## Begin The records
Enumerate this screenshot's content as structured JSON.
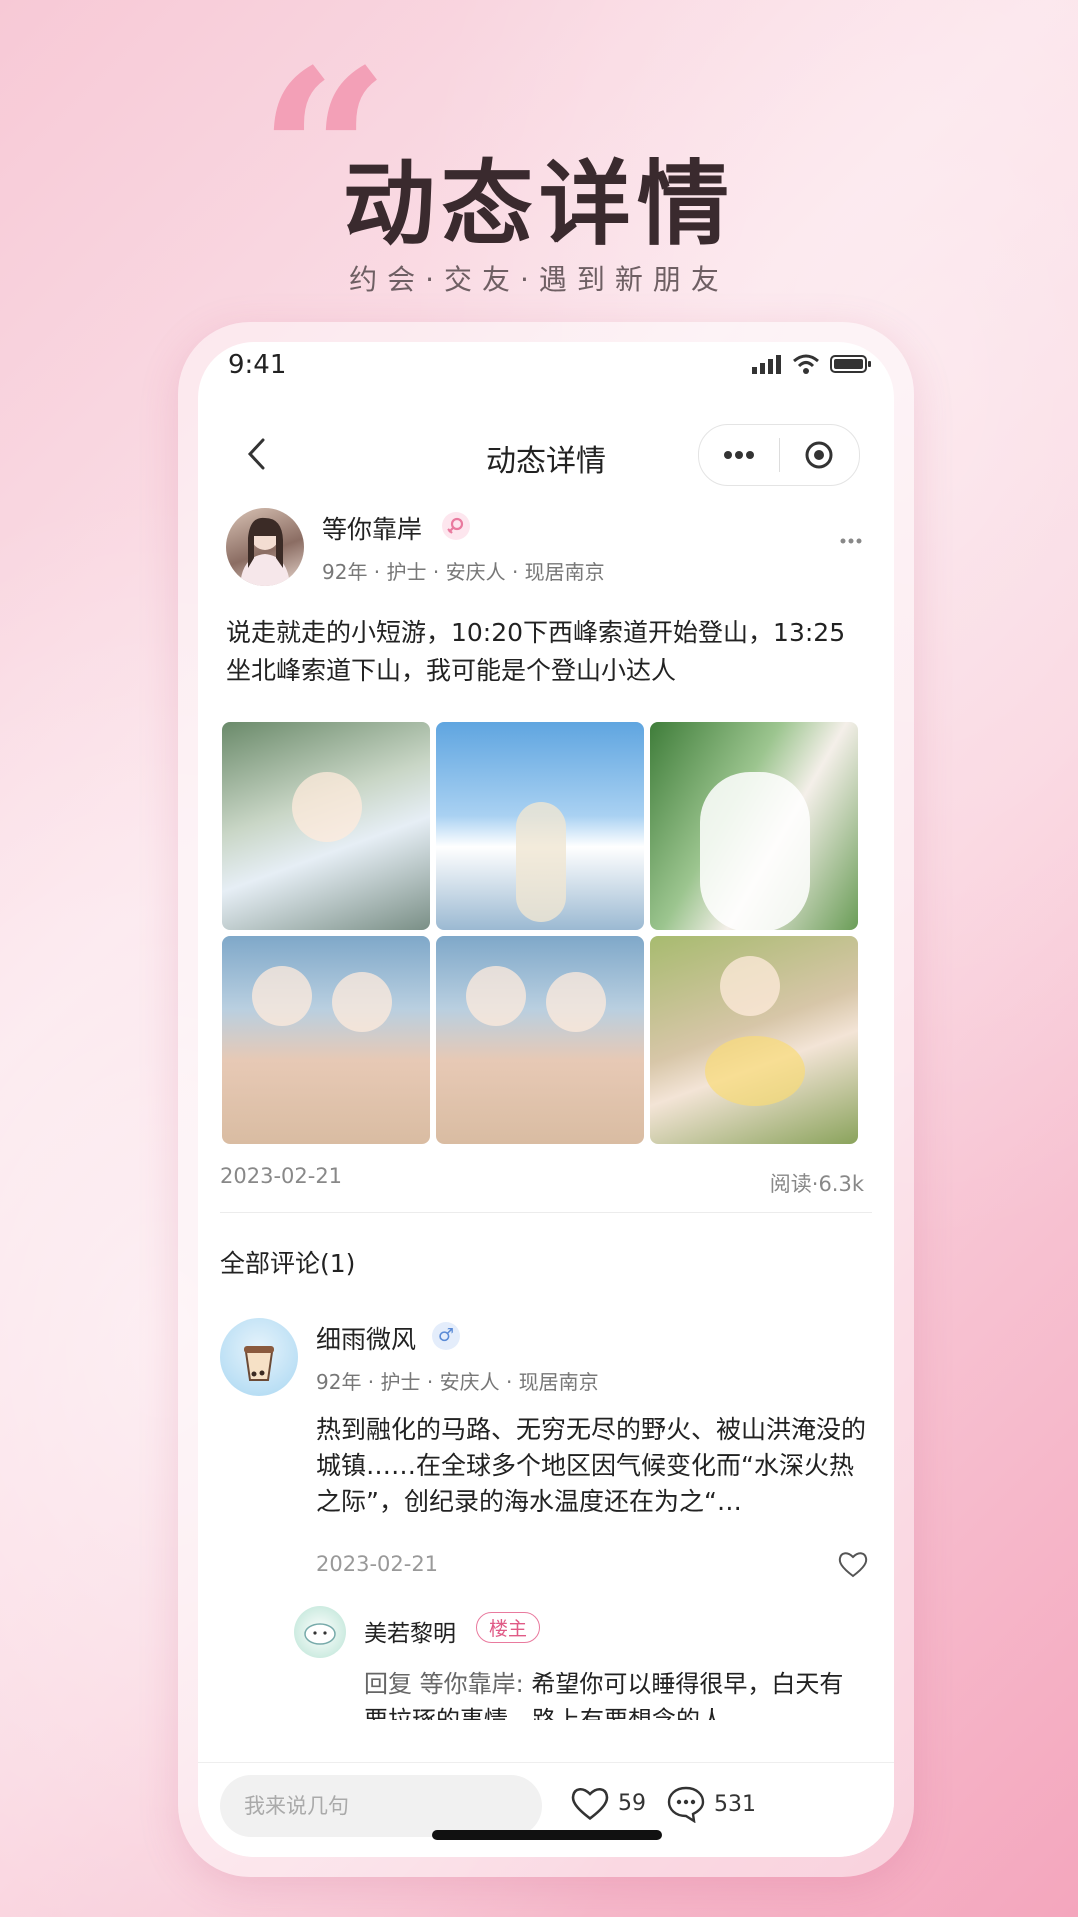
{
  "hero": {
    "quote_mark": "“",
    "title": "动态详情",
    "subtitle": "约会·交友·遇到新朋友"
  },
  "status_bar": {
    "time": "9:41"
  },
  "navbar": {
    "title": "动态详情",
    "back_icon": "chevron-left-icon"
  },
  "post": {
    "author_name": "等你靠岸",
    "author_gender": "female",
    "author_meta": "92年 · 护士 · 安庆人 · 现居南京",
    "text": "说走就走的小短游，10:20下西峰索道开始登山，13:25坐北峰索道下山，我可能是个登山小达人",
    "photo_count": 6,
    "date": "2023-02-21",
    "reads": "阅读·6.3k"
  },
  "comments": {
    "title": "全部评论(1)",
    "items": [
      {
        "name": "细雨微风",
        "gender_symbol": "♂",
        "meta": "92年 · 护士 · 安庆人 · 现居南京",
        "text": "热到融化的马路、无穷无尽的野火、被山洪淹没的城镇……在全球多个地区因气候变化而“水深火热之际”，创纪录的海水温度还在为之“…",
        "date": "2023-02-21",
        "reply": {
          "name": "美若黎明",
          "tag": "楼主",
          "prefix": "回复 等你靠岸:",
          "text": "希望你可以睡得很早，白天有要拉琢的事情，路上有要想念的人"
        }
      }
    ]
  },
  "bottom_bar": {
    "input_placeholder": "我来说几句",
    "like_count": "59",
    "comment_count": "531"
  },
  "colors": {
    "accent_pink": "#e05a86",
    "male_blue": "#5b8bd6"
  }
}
## End The records
## Begin The records
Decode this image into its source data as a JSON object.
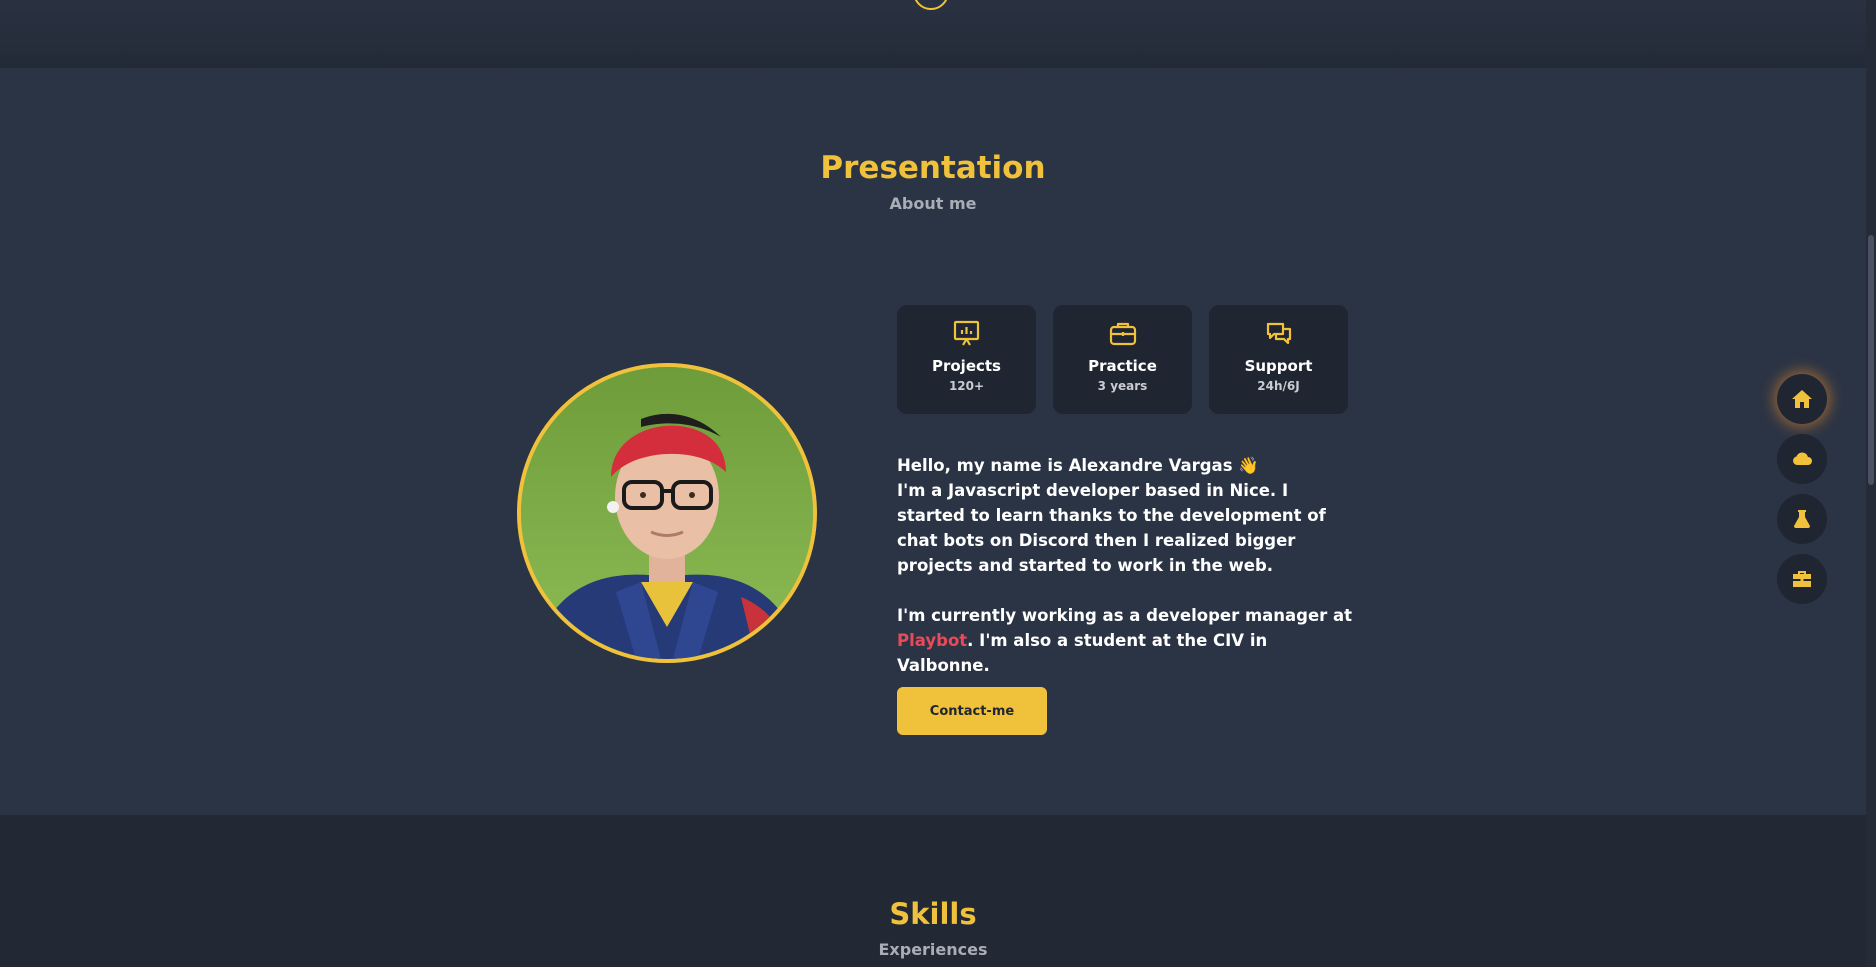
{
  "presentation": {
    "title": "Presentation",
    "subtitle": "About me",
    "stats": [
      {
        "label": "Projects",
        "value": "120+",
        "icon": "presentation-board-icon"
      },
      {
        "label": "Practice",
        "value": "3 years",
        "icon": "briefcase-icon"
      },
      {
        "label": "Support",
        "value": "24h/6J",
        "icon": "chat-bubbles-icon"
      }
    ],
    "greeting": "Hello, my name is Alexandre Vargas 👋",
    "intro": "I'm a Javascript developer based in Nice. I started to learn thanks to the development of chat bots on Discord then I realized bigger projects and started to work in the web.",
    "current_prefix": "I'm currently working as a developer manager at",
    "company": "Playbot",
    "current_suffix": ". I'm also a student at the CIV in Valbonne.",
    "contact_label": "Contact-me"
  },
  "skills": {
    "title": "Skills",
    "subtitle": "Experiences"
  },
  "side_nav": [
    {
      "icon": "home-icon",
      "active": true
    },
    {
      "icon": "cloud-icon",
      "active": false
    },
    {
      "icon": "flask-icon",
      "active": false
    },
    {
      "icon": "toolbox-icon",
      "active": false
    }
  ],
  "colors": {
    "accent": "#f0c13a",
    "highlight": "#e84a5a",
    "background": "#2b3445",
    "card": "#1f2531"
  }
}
## End The records
From the entries above, return each line with the word "icon" in it.

*Answer below*.
    "back_icon": "chevron-left-icon"
        "icon": "presentation-board-icon"
        "icon": "briefcase-icon"
        "icon": "chat-bubbles-icon"
      "icon": "home-icon",
      "icon": "cloud-icon",
      "icon": "flask-icon",
      "icon": "toolbox-icon",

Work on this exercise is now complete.